*Short exercise*
Gather all lines from the material that contain the word "symbol".

*Data excerpts*
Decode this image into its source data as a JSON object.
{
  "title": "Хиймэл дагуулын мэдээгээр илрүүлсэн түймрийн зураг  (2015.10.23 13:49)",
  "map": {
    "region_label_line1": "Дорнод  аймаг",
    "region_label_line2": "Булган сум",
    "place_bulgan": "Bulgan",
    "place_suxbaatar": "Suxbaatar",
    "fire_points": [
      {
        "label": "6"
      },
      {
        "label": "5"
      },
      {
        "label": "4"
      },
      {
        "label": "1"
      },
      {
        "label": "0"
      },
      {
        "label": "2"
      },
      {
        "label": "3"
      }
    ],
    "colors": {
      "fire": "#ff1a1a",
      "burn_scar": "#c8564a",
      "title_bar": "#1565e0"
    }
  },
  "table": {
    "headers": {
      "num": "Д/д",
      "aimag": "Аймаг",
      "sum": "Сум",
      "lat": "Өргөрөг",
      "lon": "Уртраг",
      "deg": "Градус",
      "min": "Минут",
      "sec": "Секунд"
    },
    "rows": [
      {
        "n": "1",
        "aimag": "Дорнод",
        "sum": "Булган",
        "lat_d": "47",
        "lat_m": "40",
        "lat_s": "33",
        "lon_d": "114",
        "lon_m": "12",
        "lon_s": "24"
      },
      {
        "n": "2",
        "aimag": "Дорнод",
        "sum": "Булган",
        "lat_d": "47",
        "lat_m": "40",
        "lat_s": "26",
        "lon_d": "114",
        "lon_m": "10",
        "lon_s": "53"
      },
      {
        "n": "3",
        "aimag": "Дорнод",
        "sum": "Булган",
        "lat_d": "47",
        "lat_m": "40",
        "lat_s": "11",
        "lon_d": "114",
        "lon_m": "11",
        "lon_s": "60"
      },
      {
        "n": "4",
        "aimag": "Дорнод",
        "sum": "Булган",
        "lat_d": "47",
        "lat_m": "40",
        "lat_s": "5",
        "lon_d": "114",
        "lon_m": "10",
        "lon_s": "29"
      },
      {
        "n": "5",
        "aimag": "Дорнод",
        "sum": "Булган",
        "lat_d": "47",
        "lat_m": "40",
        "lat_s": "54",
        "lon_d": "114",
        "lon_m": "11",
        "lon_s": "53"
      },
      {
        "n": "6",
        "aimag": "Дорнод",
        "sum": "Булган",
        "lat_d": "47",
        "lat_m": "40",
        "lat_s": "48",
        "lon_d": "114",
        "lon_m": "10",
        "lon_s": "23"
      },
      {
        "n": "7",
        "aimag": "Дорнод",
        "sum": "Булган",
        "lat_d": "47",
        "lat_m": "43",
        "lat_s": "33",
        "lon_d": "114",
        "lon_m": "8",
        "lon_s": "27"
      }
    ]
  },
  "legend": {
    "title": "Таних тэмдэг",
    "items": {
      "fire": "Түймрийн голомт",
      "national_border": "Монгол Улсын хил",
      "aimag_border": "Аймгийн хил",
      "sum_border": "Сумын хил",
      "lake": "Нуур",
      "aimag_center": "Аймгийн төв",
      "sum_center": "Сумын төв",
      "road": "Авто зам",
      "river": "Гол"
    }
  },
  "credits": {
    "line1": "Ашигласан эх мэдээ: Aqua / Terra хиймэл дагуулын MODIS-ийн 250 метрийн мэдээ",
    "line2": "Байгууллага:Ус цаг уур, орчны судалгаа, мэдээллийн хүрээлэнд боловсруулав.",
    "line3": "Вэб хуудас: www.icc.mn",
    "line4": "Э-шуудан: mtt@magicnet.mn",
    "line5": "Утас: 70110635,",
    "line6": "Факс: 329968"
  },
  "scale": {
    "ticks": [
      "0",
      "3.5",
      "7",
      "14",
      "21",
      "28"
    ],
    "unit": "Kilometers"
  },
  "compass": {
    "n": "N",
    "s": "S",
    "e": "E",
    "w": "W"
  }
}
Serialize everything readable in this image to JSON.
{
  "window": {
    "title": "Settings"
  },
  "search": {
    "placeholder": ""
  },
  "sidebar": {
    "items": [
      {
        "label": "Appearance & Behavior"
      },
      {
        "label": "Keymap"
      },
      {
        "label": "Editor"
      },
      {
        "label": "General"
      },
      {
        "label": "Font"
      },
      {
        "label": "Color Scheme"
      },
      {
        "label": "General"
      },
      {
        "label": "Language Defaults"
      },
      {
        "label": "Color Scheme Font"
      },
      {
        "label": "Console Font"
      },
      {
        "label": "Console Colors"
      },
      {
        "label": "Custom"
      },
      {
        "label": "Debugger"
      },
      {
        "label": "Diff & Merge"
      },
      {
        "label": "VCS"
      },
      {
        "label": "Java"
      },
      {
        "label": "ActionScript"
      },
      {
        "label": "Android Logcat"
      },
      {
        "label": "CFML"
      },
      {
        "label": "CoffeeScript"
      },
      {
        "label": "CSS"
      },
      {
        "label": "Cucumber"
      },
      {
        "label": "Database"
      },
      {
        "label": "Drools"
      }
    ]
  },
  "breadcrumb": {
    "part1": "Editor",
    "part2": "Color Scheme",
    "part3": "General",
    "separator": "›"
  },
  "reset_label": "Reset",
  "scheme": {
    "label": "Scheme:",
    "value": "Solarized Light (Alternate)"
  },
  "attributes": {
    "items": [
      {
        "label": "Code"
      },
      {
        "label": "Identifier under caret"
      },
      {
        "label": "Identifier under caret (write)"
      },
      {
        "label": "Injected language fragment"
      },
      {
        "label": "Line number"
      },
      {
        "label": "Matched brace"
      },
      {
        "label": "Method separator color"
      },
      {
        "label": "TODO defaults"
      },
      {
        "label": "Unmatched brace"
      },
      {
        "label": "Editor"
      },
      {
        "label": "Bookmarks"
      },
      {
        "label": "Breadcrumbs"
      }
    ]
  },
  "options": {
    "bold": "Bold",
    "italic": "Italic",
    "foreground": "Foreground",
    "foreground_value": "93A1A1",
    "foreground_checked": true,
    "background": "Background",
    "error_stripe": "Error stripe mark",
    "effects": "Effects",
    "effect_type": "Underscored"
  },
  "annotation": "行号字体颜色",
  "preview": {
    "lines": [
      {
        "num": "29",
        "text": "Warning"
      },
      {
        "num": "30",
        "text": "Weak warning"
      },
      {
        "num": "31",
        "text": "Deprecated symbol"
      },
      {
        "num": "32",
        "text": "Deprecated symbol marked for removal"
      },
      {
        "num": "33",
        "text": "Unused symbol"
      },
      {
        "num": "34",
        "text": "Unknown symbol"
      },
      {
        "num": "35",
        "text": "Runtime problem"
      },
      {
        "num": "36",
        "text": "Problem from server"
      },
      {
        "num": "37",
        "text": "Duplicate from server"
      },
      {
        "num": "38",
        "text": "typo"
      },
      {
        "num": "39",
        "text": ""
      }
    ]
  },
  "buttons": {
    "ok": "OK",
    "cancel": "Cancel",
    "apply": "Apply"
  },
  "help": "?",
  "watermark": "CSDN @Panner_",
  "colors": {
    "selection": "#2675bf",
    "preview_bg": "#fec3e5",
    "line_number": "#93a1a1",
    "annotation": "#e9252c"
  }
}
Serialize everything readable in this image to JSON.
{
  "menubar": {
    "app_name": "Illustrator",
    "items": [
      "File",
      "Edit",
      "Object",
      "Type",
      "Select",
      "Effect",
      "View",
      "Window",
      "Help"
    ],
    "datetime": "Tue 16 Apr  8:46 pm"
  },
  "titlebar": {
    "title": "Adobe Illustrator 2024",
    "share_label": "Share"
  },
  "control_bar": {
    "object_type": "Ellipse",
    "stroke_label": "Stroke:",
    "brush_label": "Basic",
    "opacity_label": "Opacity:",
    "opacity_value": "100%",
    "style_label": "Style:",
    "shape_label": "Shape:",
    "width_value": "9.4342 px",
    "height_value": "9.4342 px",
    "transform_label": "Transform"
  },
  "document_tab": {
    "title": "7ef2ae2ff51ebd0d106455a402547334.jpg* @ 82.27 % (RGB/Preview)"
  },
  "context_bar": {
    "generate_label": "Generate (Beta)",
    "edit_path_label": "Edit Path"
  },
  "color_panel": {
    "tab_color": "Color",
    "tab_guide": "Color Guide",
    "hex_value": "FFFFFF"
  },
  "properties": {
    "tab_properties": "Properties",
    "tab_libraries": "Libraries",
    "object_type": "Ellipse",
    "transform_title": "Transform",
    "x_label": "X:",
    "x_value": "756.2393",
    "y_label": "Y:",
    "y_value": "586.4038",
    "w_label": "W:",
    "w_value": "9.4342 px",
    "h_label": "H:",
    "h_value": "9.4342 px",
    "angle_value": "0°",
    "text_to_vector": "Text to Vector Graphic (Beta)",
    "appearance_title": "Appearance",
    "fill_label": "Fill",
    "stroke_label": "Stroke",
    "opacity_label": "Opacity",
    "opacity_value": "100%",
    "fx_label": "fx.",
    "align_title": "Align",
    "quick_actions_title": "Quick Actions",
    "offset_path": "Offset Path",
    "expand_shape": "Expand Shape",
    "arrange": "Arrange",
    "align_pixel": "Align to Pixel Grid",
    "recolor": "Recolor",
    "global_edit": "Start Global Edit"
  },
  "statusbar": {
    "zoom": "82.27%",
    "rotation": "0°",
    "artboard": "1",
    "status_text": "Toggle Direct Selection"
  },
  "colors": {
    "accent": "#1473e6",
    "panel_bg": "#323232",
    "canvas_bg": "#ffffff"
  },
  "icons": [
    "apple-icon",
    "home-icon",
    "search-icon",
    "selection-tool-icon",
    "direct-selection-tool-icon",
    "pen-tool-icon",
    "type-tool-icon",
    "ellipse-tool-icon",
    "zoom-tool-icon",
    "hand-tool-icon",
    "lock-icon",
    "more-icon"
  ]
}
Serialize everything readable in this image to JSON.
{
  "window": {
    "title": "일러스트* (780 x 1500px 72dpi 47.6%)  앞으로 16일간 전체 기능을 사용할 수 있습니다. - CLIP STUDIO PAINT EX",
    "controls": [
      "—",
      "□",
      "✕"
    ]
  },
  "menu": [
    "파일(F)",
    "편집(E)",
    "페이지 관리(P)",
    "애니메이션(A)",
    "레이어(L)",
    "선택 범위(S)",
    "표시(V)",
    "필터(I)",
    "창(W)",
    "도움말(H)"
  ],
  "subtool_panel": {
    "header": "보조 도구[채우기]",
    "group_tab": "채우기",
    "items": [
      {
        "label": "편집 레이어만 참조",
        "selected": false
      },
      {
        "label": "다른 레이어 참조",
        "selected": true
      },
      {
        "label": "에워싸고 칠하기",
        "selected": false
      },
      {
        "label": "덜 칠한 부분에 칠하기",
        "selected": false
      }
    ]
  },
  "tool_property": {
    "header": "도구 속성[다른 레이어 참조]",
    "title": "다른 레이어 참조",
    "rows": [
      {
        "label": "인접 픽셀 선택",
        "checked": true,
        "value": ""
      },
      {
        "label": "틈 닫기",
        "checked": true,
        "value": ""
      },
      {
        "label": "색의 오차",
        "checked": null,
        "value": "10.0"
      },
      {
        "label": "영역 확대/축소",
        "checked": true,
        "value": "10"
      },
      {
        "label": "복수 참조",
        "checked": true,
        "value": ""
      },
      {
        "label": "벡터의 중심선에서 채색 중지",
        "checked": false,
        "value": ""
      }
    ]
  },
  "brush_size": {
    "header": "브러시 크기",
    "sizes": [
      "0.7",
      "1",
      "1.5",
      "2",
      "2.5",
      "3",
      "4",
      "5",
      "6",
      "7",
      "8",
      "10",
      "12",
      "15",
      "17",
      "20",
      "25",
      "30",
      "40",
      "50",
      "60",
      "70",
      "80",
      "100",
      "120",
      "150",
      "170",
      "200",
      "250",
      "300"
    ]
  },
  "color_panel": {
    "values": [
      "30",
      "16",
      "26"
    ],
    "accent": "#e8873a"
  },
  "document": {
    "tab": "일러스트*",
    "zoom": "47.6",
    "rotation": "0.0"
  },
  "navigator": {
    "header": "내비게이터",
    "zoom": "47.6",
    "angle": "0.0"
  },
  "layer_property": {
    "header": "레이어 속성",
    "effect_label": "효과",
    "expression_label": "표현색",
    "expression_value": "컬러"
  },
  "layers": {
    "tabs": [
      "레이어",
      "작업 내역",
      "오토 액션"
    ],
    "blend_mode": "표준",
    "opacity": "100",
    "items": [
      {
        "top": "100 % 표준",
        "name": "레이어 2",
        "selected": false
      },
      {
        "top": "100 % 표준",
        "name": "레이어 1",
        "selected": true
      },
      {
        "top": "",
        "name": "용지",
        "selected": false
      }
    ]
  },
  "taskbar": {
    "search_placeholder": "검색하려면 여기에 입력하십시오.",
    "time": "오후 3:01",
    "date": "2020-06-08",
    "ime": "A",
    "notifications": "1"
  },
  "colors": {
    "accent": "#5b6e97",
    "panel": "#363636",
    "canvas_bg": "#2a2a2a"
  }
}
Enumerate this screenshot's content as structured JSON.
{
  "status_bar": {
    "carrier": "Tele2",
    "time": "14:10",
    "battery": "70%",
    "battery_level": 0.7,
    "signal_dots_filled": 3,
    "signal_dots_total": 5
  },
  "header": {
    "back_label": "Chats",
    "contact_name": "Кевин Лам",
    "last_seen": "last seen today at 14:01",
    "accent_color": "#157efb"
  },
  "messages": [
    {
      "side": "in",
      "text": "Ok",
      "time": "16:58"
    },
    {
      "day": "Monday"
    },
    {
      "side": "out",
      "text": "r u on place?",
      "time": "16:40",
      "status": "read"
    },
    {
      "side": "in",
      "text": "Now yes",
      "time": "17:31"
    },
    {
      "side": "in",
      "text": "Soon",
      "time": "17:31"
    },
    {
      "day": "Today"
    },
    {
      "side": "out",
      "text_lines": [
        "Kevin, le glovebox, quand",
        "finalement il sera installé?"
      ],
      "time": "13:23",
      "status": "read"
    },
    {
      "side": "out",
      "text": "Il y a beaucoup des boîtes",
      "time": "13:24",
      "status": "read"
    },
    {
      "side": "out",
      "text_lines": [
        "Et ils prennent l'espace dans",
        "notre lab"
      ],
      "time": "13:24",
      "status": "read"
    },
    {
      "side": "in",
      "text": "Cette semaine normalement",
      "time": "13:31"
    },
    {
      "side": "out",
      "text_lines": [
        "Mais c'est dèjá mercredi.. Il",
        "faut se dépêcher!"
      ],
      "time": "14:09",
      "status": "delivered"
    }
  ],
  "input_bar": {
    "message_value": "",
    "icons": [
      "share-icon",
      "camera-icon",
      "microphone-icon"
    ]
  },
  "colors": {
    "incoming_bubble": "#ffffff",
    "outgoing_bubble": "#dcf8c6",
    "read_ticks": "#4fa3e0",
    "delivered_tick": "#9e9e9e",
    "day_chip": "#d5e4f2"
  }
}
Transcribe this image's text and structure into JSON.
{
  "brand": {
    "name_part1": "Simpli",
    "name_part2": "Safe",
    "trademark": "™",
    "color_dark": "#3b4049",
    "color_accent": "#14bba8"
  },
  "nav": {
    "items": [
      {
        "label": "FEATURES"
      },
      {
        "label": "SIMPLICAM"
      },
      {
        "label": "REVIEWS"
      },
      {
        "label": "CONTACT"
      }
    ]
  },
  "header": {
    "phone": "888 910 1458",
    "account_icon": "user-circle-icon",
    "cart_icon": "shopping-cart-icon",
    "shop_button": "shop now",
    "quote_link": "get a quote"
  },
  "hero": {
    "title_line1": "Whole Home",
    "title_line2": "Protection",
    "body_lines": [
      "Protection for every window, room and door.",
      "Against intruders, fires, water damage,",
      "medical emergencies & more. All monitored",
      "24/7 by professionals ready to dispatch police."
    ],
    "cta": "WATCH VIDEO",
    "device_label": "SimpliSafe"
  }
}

*Answer to the exercise*
        "text": "Deprecated symbol"
        "text": "Deprecated symbol marked for removal"
        "text": "Unused symbol"
        "text": "Unknown symbol"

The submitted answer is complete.